List each line of the data that holds the string "relationships".

(begin)

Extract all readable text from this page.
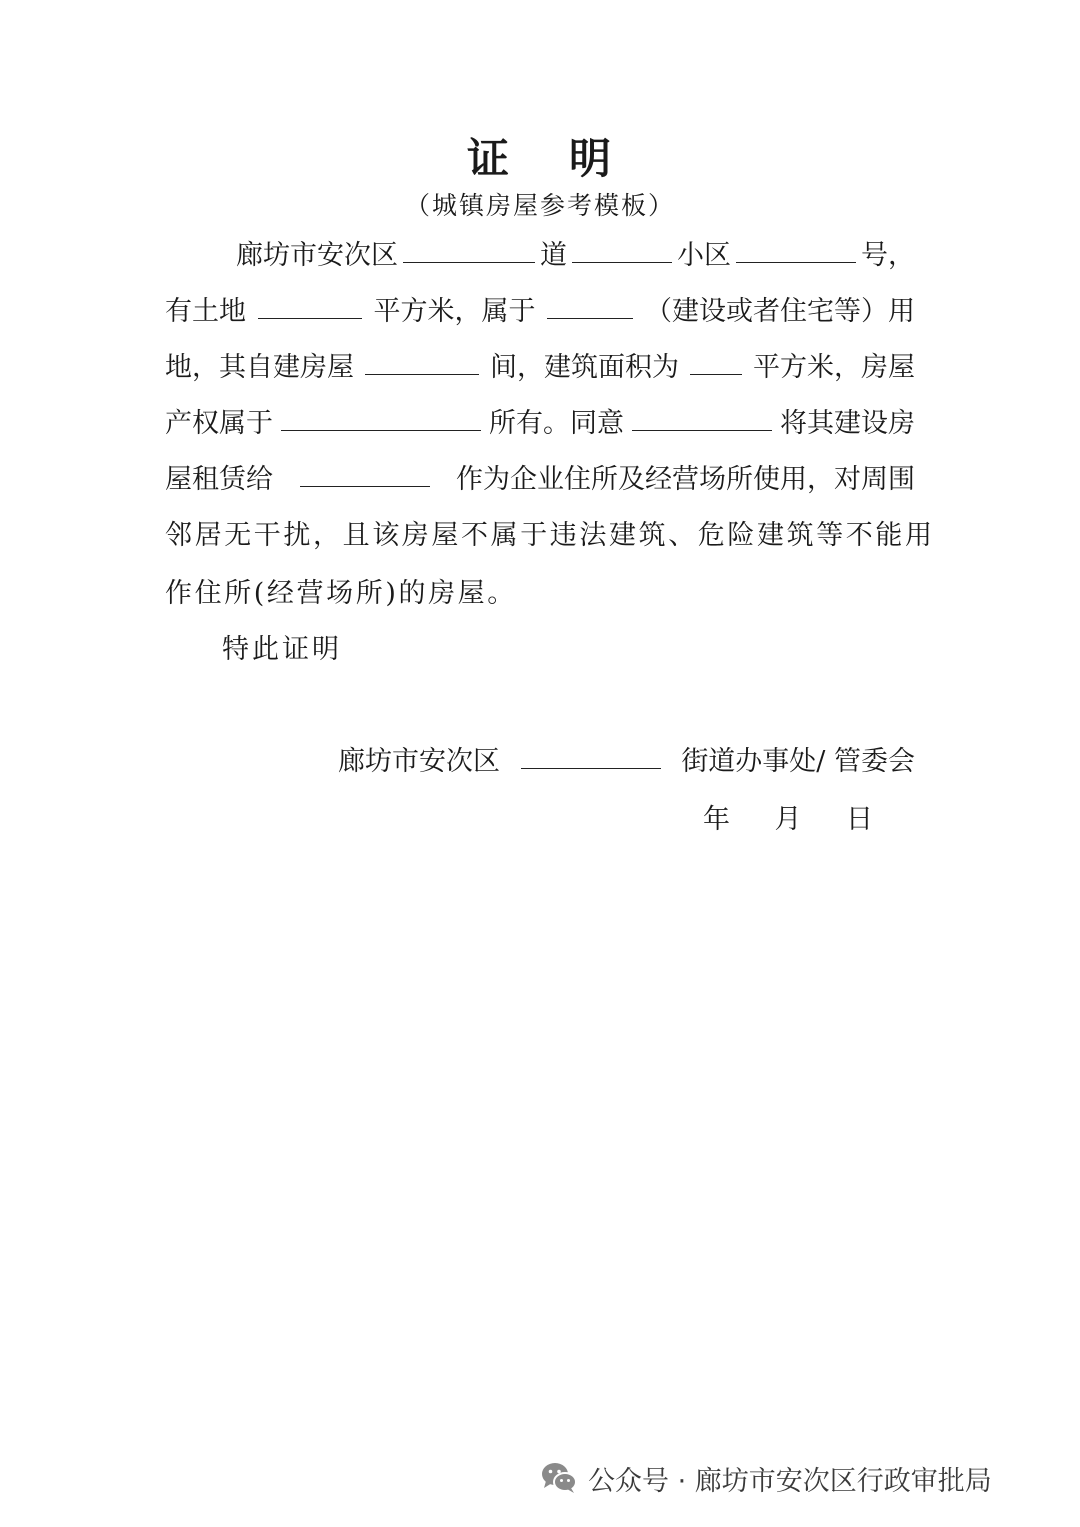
证 明
（城镇房屋参考模板）
廊坊市安次区	道	小区	号，
有土地	平方米，属于	（建设或者住宅等）用
地，其自建房屋	间，建筑面积为	平方米，房屋
产权属于	所有。同意	将其建设房
屋租赁给	作为企业住所及经营场所使用，对周围
邻居无干扰，且该房屋不属于违法建筑、危险建筑等不能用
作住所(经营场所)的房屋。
特此证明
廊坊市安次区	街道办事处/ 管委会
年 月 日
公众号 · 廊坊市安次区行政审批局
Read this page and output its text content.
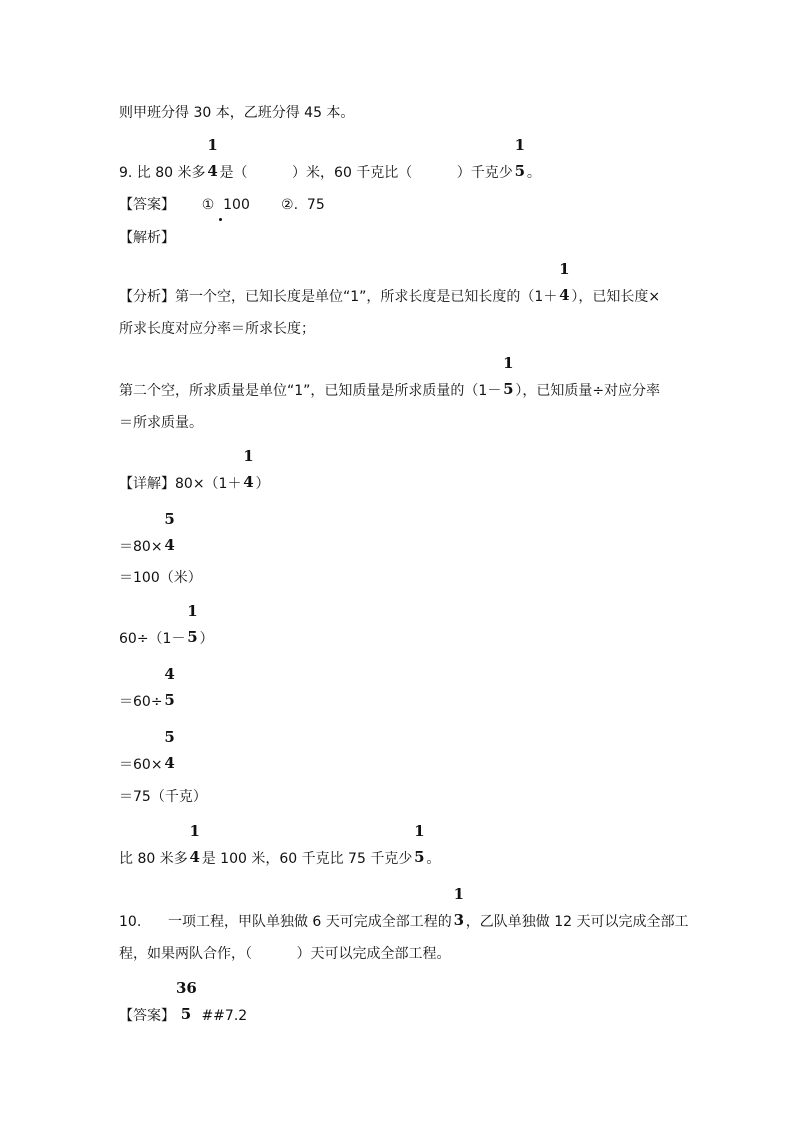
则甲班分得 30 本，乙班分得 45 本。
9. 比 80 米多
1
4 是（          ）米，60 千克比（          ）千克少
1
5 。
【答案】      ①  100       ②.  75
【解析】
【分析】第一个空，已知长度是单位“1”，所求长度是已知长度的（1＋
1
4 ），已知长度×
所求长度对应分率＝所求长度；
第二个空，所求质量是单位“1”，已知质量是所求质量的（1－
1
5 ），已知质量÷对应分率
＝所求质量。
【详解】80×（1＋
1
4 ）
＝80×
5
4
＝100（米）
60÷（1－
1
5 ）
＝60÷
4
5
＝60×
5
4
＝75（千克）
比 80 米多
1
4 是 100 米，60 千克比 75 千克少
1
5 。
10.      一项工程，甲队单独做 6 天可完成全部工程的
1
3 ，乙队单独做 12 天可以完成全部工
程，如果两队合作，（          ）天可以完成全部工程。
【答案】
36
5 ##7.2
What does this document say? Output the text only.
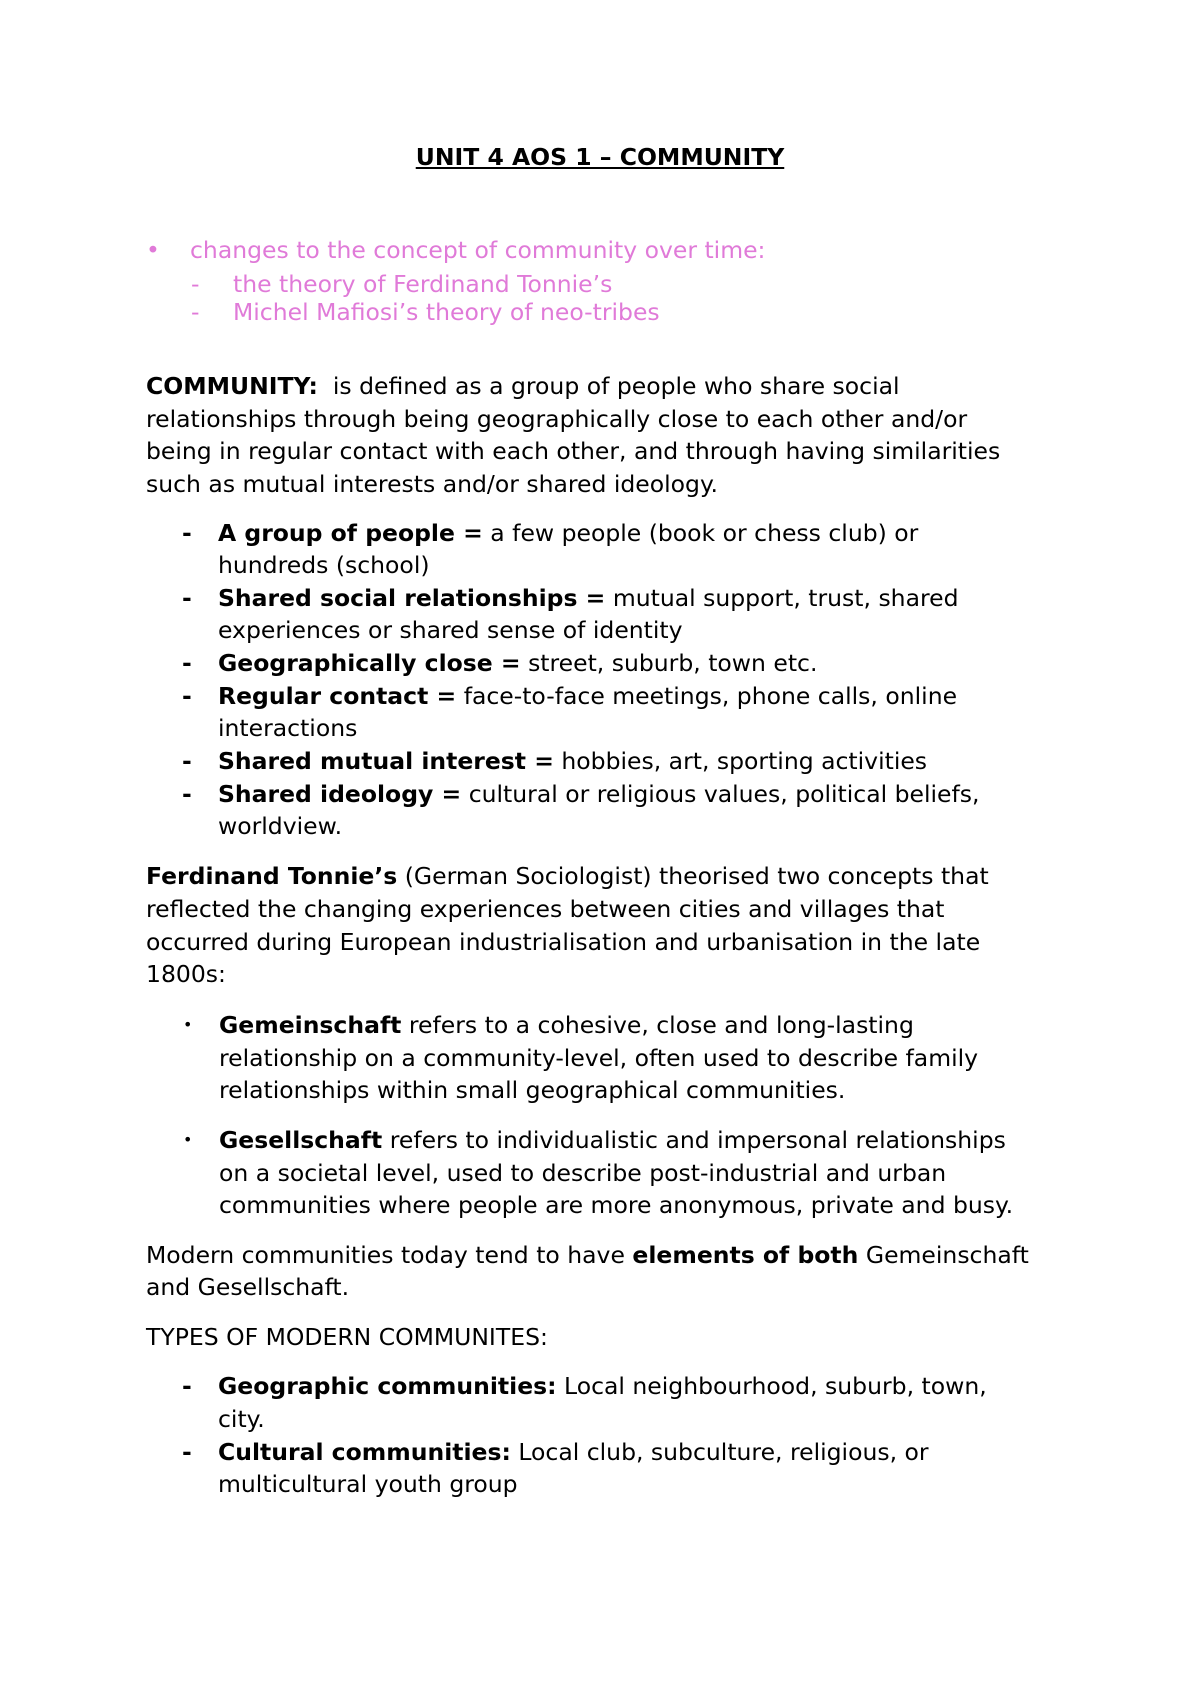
UNIT 4 AOS 1 – COMMUNITY
• changes to the concept of community over time:
- the theory of Ferdinand Tonnie’s
- Michel Mafiosi’s theory of neo-tribes
COMMUNITY: is defined as a group of people who share social
relationships through being geographically close to each other and/or
being in regular contact with each other, and through having similarities
such as mutual interests and/or shared ideology.
- A group of people = a few people (book or chess club) or
hundreds (school)
- Shared social relationships = mutual support, trust, shared
experiences or shared sense of identity
- Geographically close = street, suburb, town etc.
- Regular contact = face-to-face meetings, phone calls, online
interactions
- Shared mutual interest = hobbies, art, sporting activities
- Shared ideology = cultural or religious values, political beliefs,
worldview.
Ferdinand Tonnie’s (German Sociologist) theorised two concepts that
reflected the changing experiences between cities and villages that
occurred during European industrialisation and urbanisation in the late
1800s:
• Gemeinschaft refers to a cohesive, close and long-lasting
relationship on a community-level, often used to describe family
relationships within small geographical communities.
• Gesellschaft refers to individualistic and impersonal relationships
on a societal level, used to describe post-industrial and urban
communities where people are more anonymous, private and busy.
Modern communities today tend to have elements of both Gemeinschaft
and Gesellschaft.
TYPES OF MODERN COMMUNITES:
- Geographic communities: Local neighbourhood, suburb, town,
city.
- Cultural communities: Local club, subculture, religious, or
multicultural youth group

(end)

• _Worked solution_
relationships through being geographically close to each other and/or
- Shared social relationships = mutual support, trust, shared
relationships within small geographical communities.
• Gesellschaft refers to individualistic and impersonal relationships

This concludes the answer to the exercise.